- [Description of the task]: Copy out all the lines exactly. Omit pictures.

- [Given entries]:
>>>

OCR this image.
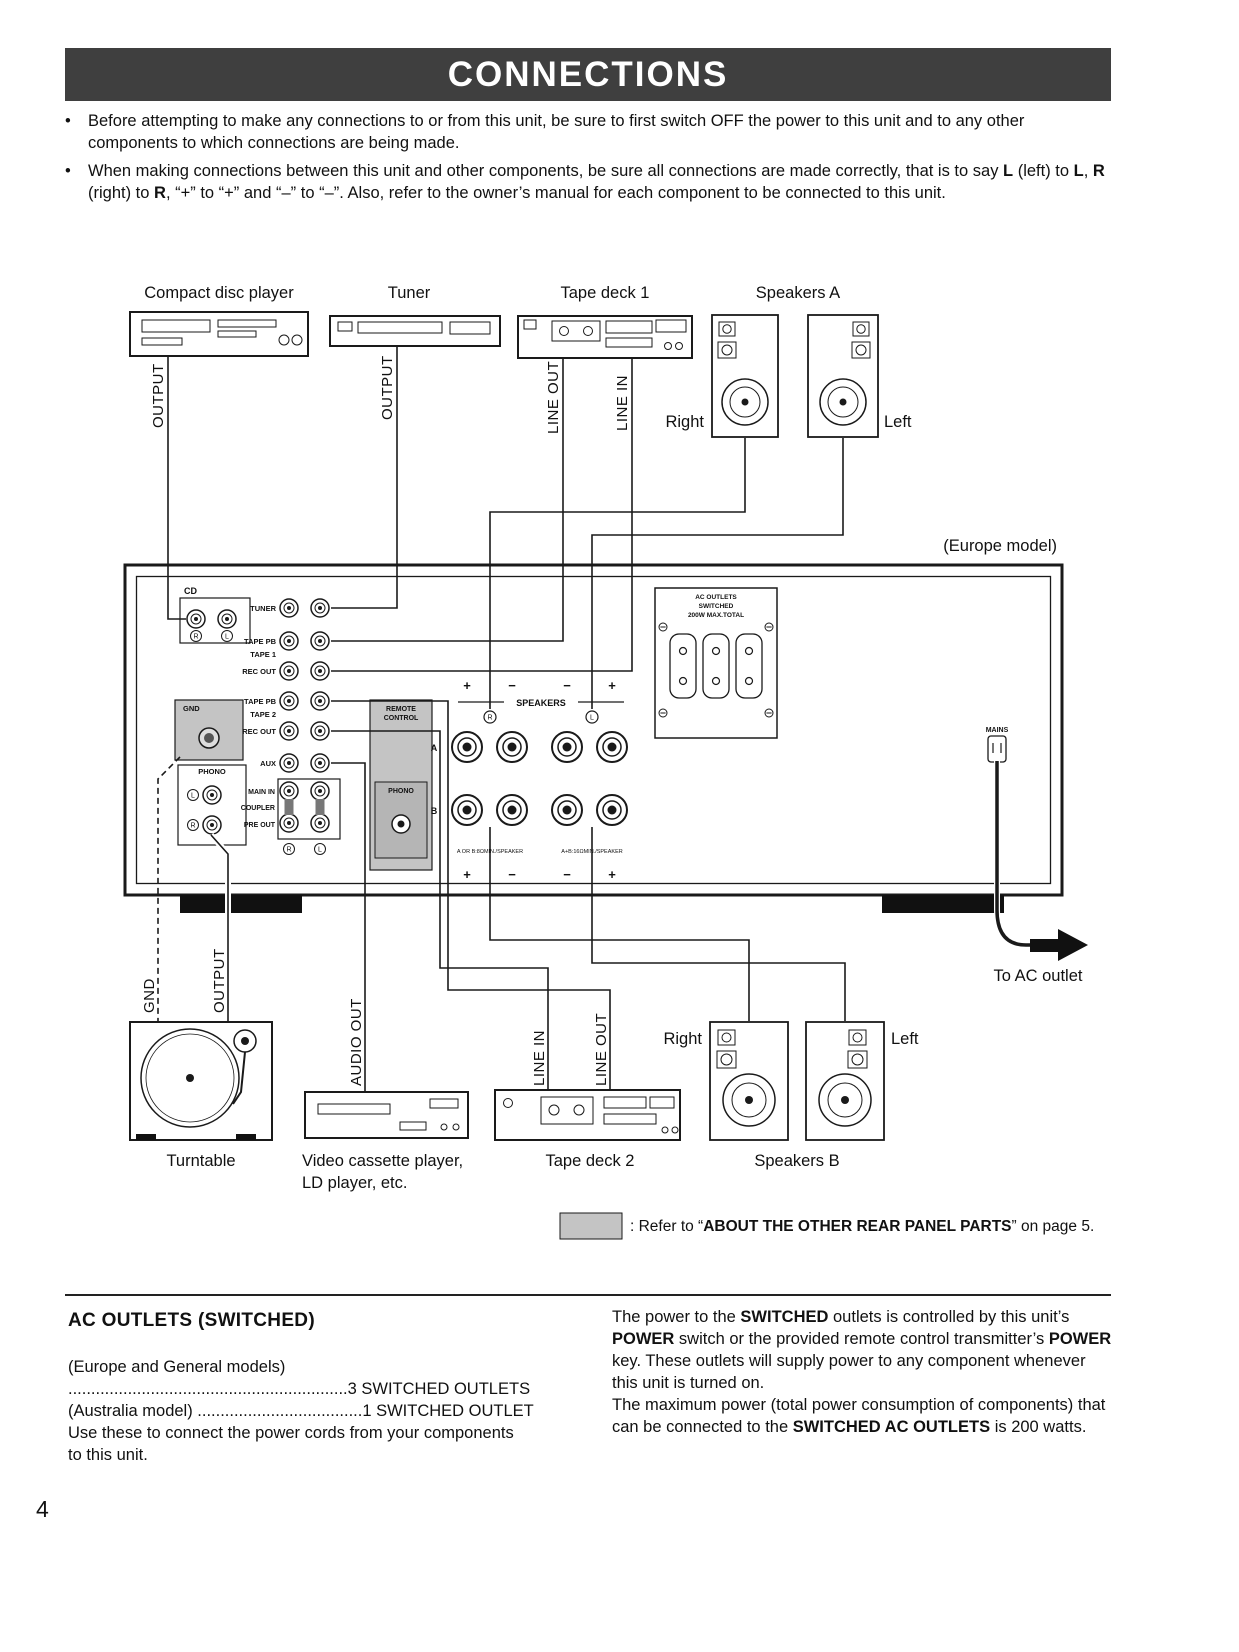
CONNECTIONS
• Before attempting to make any connections to or from this unit, be sure to first switch OFF the power to this unit and to any other components to which connections are being made.
• When making connections between this unit and other components, be sure all connections are made correctly, that is to say L (left) to L, R (right) to R, “+” to “+” and “–” to “–”. Also, refer to the owner’s manual for each component to be connected to this unit.
CD
R	L
TUNER
TAPE PB
TAPE 1
REC OUT
TAPE PB
TAPE 2
REC OUT
AUX
GND
PHONO
L
R
MAIN IN
COUPLER
PRE OUT
R	L
REMOTE
CONTROL
PHONO
SPEAKERS
R	L
+	−	−	+
A
B
A OR B:8ΩMIN./SPEAKER	A+B:16ΩMIN./SPEAKER
+	−	−	+
AC OUTLETS
SWITCHED
200W MAX.TOTAL
MAINS
Compact disc player	Tuner	Tape deck 1	Speakers A
Right	Left
(Europe model)
OUTPUT	OUTPUT	LINE OUT	LINE IN
GND	OUTPUT
AUDIO OUT	LINE IN	LINE OUT
To AC outlet
Right	Left
Turntable	Video cassette player,
LD player, etc.
Tape deck 2	Speakers B
: Refer to “ABOUT THE OTHER REAR PANEL PARTS” on page 5.
AC OUTLETS (SWITCHED)
(Europe and General models)
.............................................................3 SWITCHED OUTLETS
(Australia model) ....................................1 SWITCHED OUTLET
Use these to connect the power cords from your components
to this unit.
The power to the SWITCHED outlets is controlled by this unit’s POWER switch or the provided remote control transmitter’s POWER key. These outlets will supply power to any component whenever this unit is turned on.
The maximum power (total power consumption of components) that can be connected to the SWITCHED AC OUTLETS is 200 watts.
4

<<<

- [Exercise result]:
OCR this image.
CONNECTIONS
• Before attempting to make any connections to or from this unit, be sure to first switch OFF the power to this unit and to any other components to which connections are being made.
• When making connections between this unit and other components, be sure all connections are made correctly, that is to say L (left) to L, R (right) to R, “+” to “+” and “–” to “–”. Also, refer to the owner’s manual for each component to be connected to this unit.
CD
R	L
TUNER
TAPE PB
TAPE 1
REC OUT
TAPE PB
TAPE 2
REC OUT
AUX
GND
PHONO
L
R
MAIN IN
COUPLER
PRE OUT
R	L
REMOTE
CONTROL
PHONO
SPEAKERS
R	L
+	−	−	+
A
B
A OR B:8ΩMIN./SPEAKER	A+B:16ΩMIN./SPEAKER
+	−	−	+
AC OUTLETS
SWITCHED
200W MAX.TOTAL
MAINS
Compact disc player	Tuner	Tape deck 1	Speakers A
Right	Left
(Europe model)
OUTPUT	OUTPUT	LINE OUT	LINE IN
GND	OUTPUT
AUDIO OUT	LINE IN	LINE OUT
To AC outlet
Right	Left
Turntable	Video cassette player,
LD player, etc.
Tape deck 2	Speakers B
: Refer to “ABOUT THE OTHER REAR PANEL PARTS” on page 5.
AC OUTLETS (SWITCHED)
(Europe and General models)
.............................................................3 SWITCHED OUTLETS
(Australia model) ....................................1 SWITCHED OUTLET
Use these to connect the power cords from your components
to this unit.
The power to the SWITCHED outlets is controlled by this unit’s POWER switch or the provided remote control transmitter’s POWER key. These outlets will supply power to any component whenever this unit is turned on.
The maximum power (total power consumption of components) that can be connected to the SWITCHED AC OUTLETS is 200 watts.
4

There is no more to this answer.